### Request
Omit the pictures, please, and give each record below again exactly.

Records that describe figures
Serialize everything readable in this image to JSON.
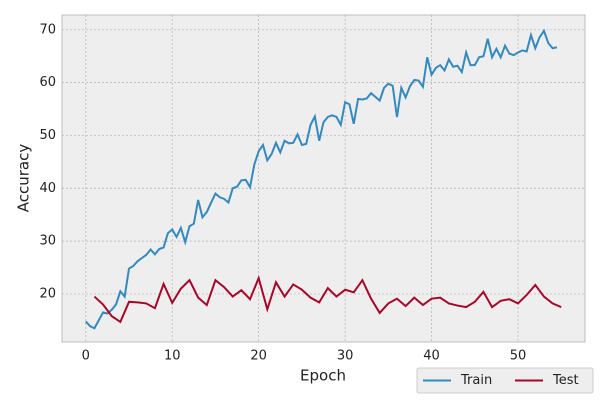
{
  "chart_data": {
    "type": "line",
    "xlabel": "Epoch",
    "ylabel": "Accuracy",
    "xlim": [
      -2.75,
      57.75
    ],
    "ylim": [
      10.9,
      72.8
    ],
    "xticks": [
      0,
      10,
      20,
      30,
      40,
      50
    ],
    "yticks": [
      20,
      30,
      40,
      50,
      60,
      70
    ],
    "grid": true,
    "legend": "lower right",
    "series": [
      {
        "name": "Train",
        "color": "#348abd",
        "x": [
          0,
          0.5,
          1,
          1.5,
          2,
          2.5,
          3,
          3.5,
          4,
          4.5,
          5,
          5.5,
          6,
          6.5,
          7,
          7.5,
          8,
          8.5,
          9,
          9.5,
          10,
          10.5,
          11,
          11.5,
          12,
          12.5,
          13,
          13.5,
          14,
          14.5,
          15,
          15.5,
          16,
          16.5,
          17,
          17.5,
          18,
          18.5,
          19,
          19.5,
          20,
          20.5,
          21,
          21.5,
          22,
          22.5,
          23,
          23.5,
          24,
          24.5,
          25,
          25.5,
          26,
          26.5,
          27,
          27.5,
          28,
          28.5,
          29,
          29.5,
          30,
          30.5,
          31,
          31.5,
          32,
          32.5,
          33,
          33.5,
          34,
          34.5,
          35,
          35.5,
          36,
          36.5,
          37,
          37.5,
          38,
          38.5,
          39,
          39.5,
          40,
          40.5,
          41,
          41.5,
          42,
          42.5,
          43,
          43.5,
          44,
          44.5,
          45,
          45.5,
          46,
          46.5,
          47,
          47.5,
          48,
          48.5,
          49,
          49.5,
          50,
          50.5,
          51,
          51.5,
          52,
          52.5,
          53,
          53.5,
          54,
          54.5
        ],
        "values": [
          14.8,
          13.9,
          13.5,
          15,
          16.5,
          16.3,
          17,
          18,
          20.5,
          19.5,
          24.8,
          25.3,
          26.2,
          26.8,
          27.4,
          28.4,
          27.5,
          28.5,
          28.8,
          31.5,
          32.2,
          30.8,
          32.5,
          29.8,
          32.8,
          33.3,
          37.8,
          34.5,
          35.5,
          37.3,
          39,
          38.3,
          38,
          37.3,
          40,
          40.3,
          41.5,
          41.6,
          40.2,
          44.5,
          47,
          48.2,
          45.3,
          46.5,
          48.6,
          46.8,
          49,
          48.5,
          48.6,
          50.2,
          48.2,
          48.4,
          52,
          53.6,
          49,
          52.5,
          53.5,
          53.8,
          53.5,
          52,
          56.3,
          55.9,
          52.2,
          56.9,
          56.8,
          57,
          58,
          57.3,
          56.6,
          59,
          59.8,
          59.4,
          53.5,
          59,
          57.2,
          59.3,
          60.5,
          60.4,
          59.2,
          64.8,
          61.5,
          62.8,
          63.3,
          62.3,
          64.4,
          63,
          63.2,
          62,
          65.7,
          63.3,
          63.3,
          64.8,
          65,
          68.3,
          64.8,
          66.4,
          64.8,
          67,
          65.5,
          65.2,
          65.7,
          66.1,
          65.9,
          69,
          66.5,
          68.6,
          69.8,
          67.5,
          66.5,
          66.7
        ]
      },
      {
        "name": "Test",
        "color": "#a60628",
        "x": [
          1,
          2,
          3,
          4,
          5,
          6,
          7,
          8,
          9,
          10,
          11,
          12,
          13,
          14,
          15,
          16,
          17,
          18,
          19,
          20,
          21,
          22,
          23,
          24,
          25,
          26,
          27,
          28,
          29,
          30,
          31,
          32,
          33,
          34,
          35,
          36,
          37,
          38,
          39,
          40,
          41,
          42,
          43,
          44,
          45,
          46,
          47,
          48,
          49,
          50,
          51,
          52,
          53,
          54,
          55
        ],
        "values": [
          19.5,
          18,
          15.8,
          14.7,
          18.5,
          18.4,
          18.2,
          17.3,
          21.9,
          18.3,
          21,
          22.6,
          19.3,
          17.9,
          22.6,
          21.3,
          19.5,
          20.7,
          19,
          23,
          17.1,
          22.2,
          19.5,
          21.8,
          20.8,
          19.3,
          18.4,
          21.1,
          19.5,
          20.8,
          20.3,
          22.6,
          19.1,
          16.4,
          18.2,
          19.1,
          17.7,
          19.3,
          17.9,
          19.1,
          19.3,
          18.2,
          17.8,
          17.5,
          18.5,
          20.4,
          17.5,
          18.7,
          19,
          18.2,
          19.8,
          21.7,
          19.5,
          18.2,
          17.5
        ]
      }
    ]
  }
}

### Output for this task
Serialize everything readable in this image to JSON.
{
  "chart_data": {
    "type": "line",
    "xlabel": "Epoch",
    "ylabel": "Accuracy",
    "xlim": [
      -2.75,
      57.75
    ],
    "ylim": [
      10.9,
      72.8
    ],
    "xticks": [
      0,
      10,
      20,
      30,
      40,
      50
    ],
    "yticks": [
      20,
      30,
      40,
      50,
      60,
      70
    ],
    "grid": true,
    "legend": "lower right",
    "series": [
      {
        "name": "Train",
        "color": "#348abd",
        "x": [
          0,
          0.5,
          1,
          1.5,
          2,
          2.5,
          3,
          3.5,
          4,
          4.5,
          5,
          5.5,
          6,
          6.5,
          7,
          7.5,
          8,
          8.5,
          9,
          9.5,
          10,
          10.5,
          11,
          11.5,
          12,
          12.5,
          13,
          13.5,
          14,
          14.5,
          15,
          15.5,
          16,
          16.5,
          17,
          17.5,
          18,
          18.5,
          19,
          19.5,
          20,
          20.5,
          21,
          21.5,
          22,
          22.5,
          23,
          23.5,
          24,
          24.5,
          25,
          25.5,
          26,
          26.5,
          27,
          27.5,
          28,
          28.5,
          29,
          29.5,
          30,
          30.5,
          31,
          31.5,
          32,
          32.5,
          33,
          33.5,
          34,
          34.5,
          35,
          35.5,
          36,
          36.5,
          37,
          37.5,
          38,
          38.5,
          39,
          39.5,
          40,
          40.5,
          41,
          41.5,
          42,
          42.5,
          43,
          43.5,
          44,
          44.5,
          45,
          45.5,
          46,
          46.5,
          47,
          47.5,
          48,
          48.5,
          49,
          49.5,
          50,
          50.5,
          51,
          51.5,
          52,
          52.5,
          53,
          53.5,
          54,
          54.5
        ],
        "values": [
          14.8,
          13.9,
          13.5,
          15,
          16.5,
          16.3,
          17,
          18,
          20.5,
          19.5,
          24.8,
          25.3,
          26.2,
          26.8,
          27.4,
          28.4,
          27.5,
          28.5,
          28.8,
          31.5,
          32.2,
          30.8,
          32.5,
          29.8,
          32.8,
          33.3,
          37.8,
          34.5,
          35.5,
          37.3,
          39,
          38.3,
          38,
          37.3,
          40,
          40.3,
          41.5,
          41.6,
          40.2,
          44.5,
          47,
          48.2,
          45.3,
          46.5,
          48.6,
          46.8,
          49,
          48.5,
          48.6,
          50.2,
          48.2,
          48.4,
          52,
          53.6,
          49,
          52.5,
          53.5,
          53.8,
          53.5,
          52,
          56.3,
          55.9,
          52.2,
          56.9,
          56.8,
          57,
          58,
          57.3,
          56.6,
          59,
          59.8,
          59.4,
          53.5,
          59,
          57.2,
          59.3,
          60.5,
          60.4,
          59.2,
          64.8,
          61.5,
          62.8,
          63.3,
          62.3,
          64.4,
          63,
          63.2,
          62,
          65.7,
          63.3,
          63.3,
          64.8,
          65,
          68.3,
          64.8,
          66.4,
          64.8,
          67,
          65.5,
          65.2,
          65.7,
          66.1,
          65.9,
          69,
          66.5,
          68.6,
          69.8,
          67.5,
          66.5,
          66.7
        ]
      },
      {
        "name": "Test",
        "color": "#a60628",
        "x": [
          1,
          2,
          3,
          4,
          5,
          6,
          7,
          8,
          9,
          10,
          11,
          12,
          13,
          14,
          15,
          16,
          17,
          18,
          19,
          20,
          21,
          22,
          23,
          24,
          25,
          26,
          27,
          28,
          29,
          30,
          31,
          32,
          33,
          34,
          35,
          36,
          37,
          38,
          39,
          40,
          41,
          42,
          43,
          44,
          45,
          46,
          47,
          48,
          49,
          50,
          51,
          52,
          53,
          54,
          55
        ],
        "values": [
          19.5,
          18,
          15.8,
          14.7,
          18.5,
          18.4,
          18.2,
          17.3,
          21.9,
          18.3,
          21,
          22.6,
          19.3,
          17.9,
          22.6,
          21.3,
          19.5,
          20.7,
          19,
          23,
          17.1,
          22.2,
          19.5,
          21.8,
          20.8,
          19.3,
          18.4,
          21.1,
          19.5,
          20.8,
          20.3,
          22.6,
          19.1,
          16.4,
          18.2,
          19.1,
          17.7,
          19.3,
          17.9,
          19.1,
          19.3,
          18.2,
          17.8,
          17.5,
          18.5,
          20.4,
          17.5,
          18.7,
          19,
          18.2,
          19.8,
          21.7,
          19.5,
          18.2,
          17.5
        ]
      }
    ]
  }
}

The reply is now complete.